• [WRITTEN INSTRUCTION]:
Count every line that includes the string "name" in the entries that follow. Nothing besides the number is needed.

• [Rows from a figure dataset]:
/---

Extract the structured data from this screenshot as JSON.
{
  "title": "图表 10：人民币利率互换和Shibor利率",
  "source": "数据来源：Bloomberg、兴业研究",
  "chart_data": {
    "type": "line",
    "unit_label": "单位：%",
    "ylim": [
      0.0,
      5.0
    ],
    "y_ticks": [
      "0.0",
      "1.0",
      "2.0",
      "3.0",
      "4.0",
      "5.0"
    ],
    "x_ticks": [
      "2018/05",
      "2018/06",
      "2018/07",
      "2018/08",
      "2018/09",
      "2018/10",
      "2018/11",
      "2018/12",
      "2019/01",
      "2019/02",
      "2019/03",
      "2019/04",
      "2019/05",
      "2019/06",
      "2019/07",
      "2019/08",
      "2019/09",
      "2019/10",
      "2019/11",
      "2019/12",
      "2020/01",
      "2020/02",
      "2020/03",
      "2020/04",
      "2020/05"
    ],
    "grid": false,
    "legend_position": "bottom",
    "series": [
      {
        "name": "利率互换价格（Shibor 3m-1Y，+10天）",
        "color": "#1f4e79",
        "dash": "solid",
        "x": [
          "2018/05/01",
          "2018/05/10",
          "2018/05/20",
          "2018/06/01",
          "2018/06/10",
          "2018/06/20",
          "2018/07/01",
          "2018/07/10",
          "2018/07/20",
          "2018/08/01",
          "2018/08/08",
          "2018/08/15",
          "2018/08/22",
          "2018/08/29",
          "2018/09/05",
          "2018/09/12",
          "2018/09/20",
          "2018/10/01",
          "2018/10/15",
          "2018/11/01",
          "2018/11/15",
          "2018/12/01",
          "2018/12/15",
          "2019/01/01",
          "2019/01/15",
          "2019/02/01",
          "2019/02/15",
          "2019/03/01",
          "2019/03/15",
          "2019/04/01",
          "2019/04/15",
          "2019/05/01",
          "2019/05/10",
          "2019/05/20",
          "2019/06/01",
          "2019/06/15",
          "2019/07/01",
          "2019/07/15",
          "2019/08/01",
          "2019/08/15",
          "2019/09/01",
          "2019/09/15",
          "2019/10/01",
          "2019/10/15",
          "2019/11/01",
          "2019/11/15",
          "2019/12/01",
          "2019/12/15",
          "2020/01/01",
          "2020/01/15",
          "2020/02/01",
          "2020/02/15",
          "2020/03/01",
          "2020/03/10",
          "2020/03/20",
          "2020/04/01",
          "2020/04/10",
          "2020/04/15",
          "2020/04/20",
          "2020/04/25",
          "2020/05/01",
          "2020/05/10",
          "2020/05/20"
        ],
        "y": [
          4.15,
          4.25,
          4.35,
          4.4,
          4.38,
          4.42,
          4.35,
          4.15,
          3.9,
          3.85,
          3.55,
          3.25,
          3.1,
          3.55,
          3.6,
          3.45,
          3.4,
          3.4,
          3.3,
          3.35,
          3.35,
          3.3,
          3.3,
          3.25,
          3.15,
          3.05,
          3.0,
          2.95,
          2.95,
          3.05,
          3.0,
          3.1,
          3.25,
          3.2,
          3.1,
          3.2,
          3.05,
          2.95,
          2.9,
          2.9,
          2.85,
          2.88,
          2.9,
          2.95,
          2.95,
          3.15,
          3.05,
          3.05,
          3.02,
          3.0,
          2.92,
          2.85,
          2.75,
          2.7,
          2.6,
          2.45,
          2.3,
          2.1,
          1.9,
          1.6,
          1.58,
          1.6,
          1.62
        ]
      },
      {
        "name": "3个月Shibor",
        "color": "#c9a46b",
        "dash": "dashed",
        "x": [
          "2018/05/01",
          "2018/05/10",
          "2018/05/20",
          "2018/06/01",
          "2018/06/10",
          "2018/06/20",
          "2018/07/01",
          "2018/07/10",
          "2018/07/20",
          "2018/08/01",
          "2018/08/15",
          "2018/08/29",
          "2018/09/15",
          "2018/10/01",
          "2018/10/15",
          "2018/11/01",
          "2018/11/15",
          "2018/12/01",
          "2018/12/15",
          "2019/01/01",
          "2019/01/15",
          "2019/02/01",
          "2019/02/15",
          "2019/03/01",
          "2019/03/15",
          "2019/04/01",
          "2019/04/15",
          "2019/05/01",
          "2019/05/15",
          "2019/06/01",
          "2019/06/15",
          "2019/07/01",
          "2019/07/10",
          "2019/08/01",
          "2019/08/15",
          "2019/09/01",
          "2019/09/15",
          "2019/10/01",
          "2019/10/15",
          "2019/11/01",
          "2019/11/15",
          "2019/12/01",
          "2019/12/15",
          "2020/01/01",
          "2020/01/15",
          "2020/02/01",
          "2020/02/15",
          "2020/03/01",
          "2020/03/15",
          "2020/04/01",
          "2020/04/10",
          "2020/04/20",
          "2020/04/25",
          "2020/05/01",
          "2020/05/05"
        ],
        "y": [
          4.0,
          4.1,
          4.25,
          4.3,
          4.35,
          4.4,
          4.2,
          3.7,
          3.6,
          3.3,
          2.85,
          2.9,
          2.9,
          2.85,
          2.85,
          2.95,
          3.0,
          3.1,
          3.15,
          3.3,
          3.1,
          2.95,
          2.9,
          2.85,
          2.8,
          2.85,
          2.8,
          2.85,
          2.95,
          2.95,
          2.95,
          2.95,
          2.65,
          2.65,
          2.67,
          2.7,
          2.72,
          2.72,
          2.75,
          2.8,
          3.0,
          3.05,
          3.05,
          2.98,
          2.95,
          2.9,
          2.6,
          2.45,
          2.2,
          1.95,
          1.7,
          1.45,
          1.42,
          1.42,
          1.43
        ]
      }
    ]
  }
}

\---

• [REPLY TO THE TASK]:
2